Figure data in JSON
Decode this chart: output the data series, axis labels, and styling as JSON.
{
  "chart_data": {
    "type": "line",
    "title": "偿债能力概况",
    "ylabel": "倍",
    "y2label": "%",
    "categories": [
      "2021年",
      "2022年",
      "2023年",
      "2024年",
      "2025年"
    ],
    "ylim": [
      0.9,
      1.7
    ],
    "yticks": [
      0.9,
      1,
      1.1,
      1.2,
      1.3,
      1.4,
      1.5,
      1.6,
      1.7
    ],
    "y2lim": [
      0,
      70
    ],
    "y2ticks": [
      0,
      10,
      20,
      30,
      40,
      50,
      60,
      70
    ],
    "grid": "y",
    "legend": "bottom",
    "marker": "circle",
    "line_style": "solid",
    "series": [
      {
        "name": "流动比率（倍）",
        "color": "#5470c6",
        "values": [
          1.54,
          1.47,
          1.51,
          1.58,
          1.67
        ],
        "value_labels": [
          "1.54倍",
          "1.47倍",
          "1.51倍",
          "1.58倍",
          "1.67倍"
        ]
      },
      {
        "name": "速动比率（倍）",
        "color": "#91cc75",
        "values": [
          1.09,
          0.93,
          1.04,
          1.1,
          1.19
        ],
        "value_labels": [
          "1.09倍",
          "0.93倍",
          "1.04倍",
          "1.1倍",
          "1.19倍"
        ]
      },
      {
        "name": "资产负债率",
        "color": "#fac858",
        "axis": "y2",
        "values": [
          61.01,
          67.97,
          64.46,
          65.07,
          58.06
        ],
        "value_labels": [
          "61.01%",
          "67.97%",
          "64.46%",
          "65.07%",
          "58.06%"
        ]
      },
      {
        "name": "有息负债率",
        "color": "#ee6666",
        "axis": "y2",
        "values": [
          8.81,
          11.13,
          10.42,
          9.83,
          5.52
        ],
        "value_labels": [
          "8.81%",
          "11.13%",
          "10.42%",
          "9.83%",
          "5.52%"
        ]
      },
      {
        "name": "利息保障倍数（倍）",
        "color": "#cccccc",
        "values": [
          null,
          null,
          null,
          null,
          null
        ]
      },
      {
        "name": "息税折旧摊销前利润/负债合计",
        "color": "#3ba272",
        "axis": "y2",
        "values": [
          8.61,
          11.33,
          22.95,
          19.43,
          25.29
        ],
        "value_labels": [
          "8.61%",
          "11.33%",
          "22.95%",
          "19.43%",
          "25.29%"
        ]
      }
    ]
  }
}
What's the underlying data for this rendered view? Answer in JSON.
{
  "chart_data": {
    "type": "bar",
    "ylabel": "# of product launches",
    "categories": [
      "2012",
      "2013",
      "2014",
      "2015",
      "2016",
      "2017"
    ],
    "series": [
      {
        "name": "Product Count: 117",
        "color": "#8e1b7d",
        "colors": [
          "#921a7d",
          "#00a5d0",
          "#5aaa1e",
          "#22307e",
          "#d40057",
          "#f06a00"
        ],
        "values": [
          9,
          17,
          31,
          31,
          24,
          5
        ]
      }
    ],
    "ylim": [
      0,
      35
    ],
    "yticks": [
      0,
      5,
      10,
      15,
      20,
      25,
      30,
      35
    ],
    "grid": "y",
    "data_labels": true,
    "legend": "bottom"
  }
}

Task instructions
From the records above, extract everything verbatim.

Output of the task
Decode this chart: output the data series, axis labels, and styling as JSON.
{
  "chart_data": {
    "type": "line",
    "title": "偿债能力概况",
    "ylabel": "倍",
    "y2label": "%",
    "categories": [
      "2021年",
      "2022年",
      "2023年",
      "2024年",
      "2025年"
    ],
    "ylim": [
      0.9,
      1.7
    ],
    "yticks": [
      0.9,
      1,
      1.1,
      1.2,
      1.3,
      1.4,
      1.5,
      1.6,
      1.7
    ],
    "y2lim": [
      0,
      70
    ],
    "y2ticks": [
      0,
      10,
      20,
      30,
      40,
      50,
      60,
      70
    ],
    "grid": "y",
    "legend": "bottom",
    "marker": "circle",
    "line_style": "solid",
    "series": [
      {
        "name": "流动比率（倍）",
        "color": "#5470c6",
        "values": [
          1.54,
          1.47,
          1.51,
          1.58,
          1.67
        ],
        "value_labels": [
          "1.54倍",
          "1.47倍",
          "1.51倍",
          "1.58倍",
          "1.67倍"
        ]
      },
      {
        "name": "速动比率（倍）",
        "color": "#91cc75",
        "values": [
          1.09,
          0.93,
          1.04,
          1.1,
          1.19
        ],
        "value_labels": [
          "1.09倍",
          "0.93倍",
          "1.04倍",
          "1.1倍",
          "1.19倍"
        ]
      },
      {
        "name": "资产负债率",
        "color": "#fac858",
        "axis": "y2",
        "values": [
          61.01,
          67.97,
          64.46,
          65.07,
          58.06
        ],
        "value_labels": [
          "61.01%",
          "67.97%",
          "64.46%",
          "65.07%",
          "58.06%"
        ]
      },
      {
        "name": "有息负债率",
        "color": "#ee6666",
        "axis": "y2",
        "values": [
          8.81,
          11.13,
          10.42,
          9.83,
          5.52
        ],
        "value_labels": [
          "8.81%",
          "11.13%",
          "10.42%",
          "9.83%",
          "5.52%"
        ]
      },
      {
        "name": "利息保障倍数（倍）",
        "color": "#cccccc",
        "values": [
          null,
          null,
          null,
          null,
          null
        ]
      },
      {
        "name": "息税折旧摊销前利润/负债合计",
        "color": "#3ba272",
        "axis": "y2",
        "values": [
          8.61,
          11.33,
          22.95,
          19.43,
          25.29
        ],
        "value_labels": [
          "8.61%",
          "11.33%",
          "22.95%",
          "19.43%",
          "25.29%"
        ]
      }
    ]
  }
}
What's the underlying data for this rendered view? Answer in JSON.
{
  "chart_data": {
    "type": "bar",
    "ylabel": "# of product launches",
    "categories": [
      "2012",
      "2013",
      "2014",
      "2015",
      "2016",
      "2017"
    ],
    "series": [
      {
        "name": "Product Count: 117",
        "color": "#8e1b7d",
        "colors": [
          "#921a7d",
          "#00a5d0",
          "#5aaa1e",
          "#22307e",
          "#d40057",
          "#f06a00"
        ],
        "values": [
          9,
          17,
          31,
          31,
          24,
          5
        ]
      }
    ],
    "ylim": [
      0,
      35
    ],
    "yticks": [
      0,
      5,
      10,
      15,
      20,
      25,
      30,
      35
    ],
    "grid": "y",
    "data_labels": true,
    "legend": "bottom"
  }
}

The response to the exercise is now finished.